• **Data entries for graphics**
____
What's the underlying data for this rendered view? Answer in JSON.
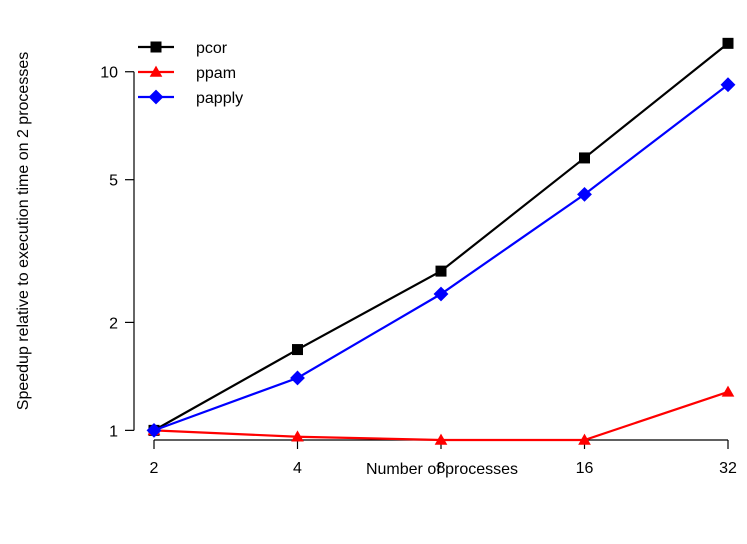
{
  "chart_data": {
    "type": "line",
    "title": "",
    "xlabel": "Number of processes",
    "ylabel": "Speedup relative to execution time on 2 processes",
    "x_scale": "log2",
    "y_scale": "log",
    "x": [
      2,
      4,
      8,
      16,
      32
    ],
    "x_tick_labels": [
      "2",
      "4",
      "8",
      "16",
      "32"
    ],
    "y_ticks": [
      1,
      2,
      5,
      10
    ],
    "y_tick_labels": [
      "1",
      "2",
      "5",
      "10"
    ],
    "ylim": [
      0.94,
      13.5
    ],
    "grid": false,
    "legend_position": "top-left",
    "series": [
      {
        "name": "pcor",
        "color": "#000000",
        "marker": "square",
        "values": [
          1.0,
          1.68,
          2.78,
          5.75,
          12.0
        ]
      },
      {
        "name": "ppam",
        "color": "#ff0000",
        "marker": "triangle",
        "values": [
          1.0,
          0.96,
          0.94,
          0.94,
          1.28
        ]
      },
      {
        "name": "papply",
        "color": "#0000ff",
        "marker": "diamond",
        "values": [
          1.0,
          1.4,
          2.4,
          4.55,
          9.2
        ]
      }
    ]
  }
}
____
• **WHAT YOU HAVE TO DO**
Return each line of the data, keeping its wording exact and omitting pictures.

• **OUTPUT OF THE TASK**
What's the underlying data for this rendered view? Answer in JSON.
{
  "chart_data": {
    "type": "line",
    "title": "",
    "xlabel": "Number of processes",
    "ylabel": "Speedup relative to execution time on 2 processes",
    "x_scale": "log2",
    "y_scale": "log",
    "x": [
      2,
      4,
      8,
      16,
      32
    ],
    "x_tick_labels": [
      "2",
      "4",
      "8",
      "16",
      "32"
    ],
    "y_ticks": [
      1,
      2,
      5,
      10
    ],
    "y_tick_labels": [
      "1",
      "2",
      "5",
      "10"
    ],
    "ylim": [
      0.94,
      13.5
    ],
    "grid": false,
    "legend_position": "top-left",
    "series": [
      {
        "name": "pcor",
        "color": "#000000",
        "marker": "square",
        "values": [
          1.0,
          1.68,
          2.78,
          5.75,
          12.0
        ]
      },
      {
        "name": "ppam",
        "color": "#ff0000",
        "marker": "triangle",
        "values": [
          1.0,
          0.96,
          0.94,
          0.94,
          1.28
        ]
      },
      {
        "name": "papply",
        "color": "#0000ff",
        "marker": "diamond",
        "values": [
          1.0,
          1.4,
          2.4,
          4.55,
          9.2
        ]
      }
    ]
  }
}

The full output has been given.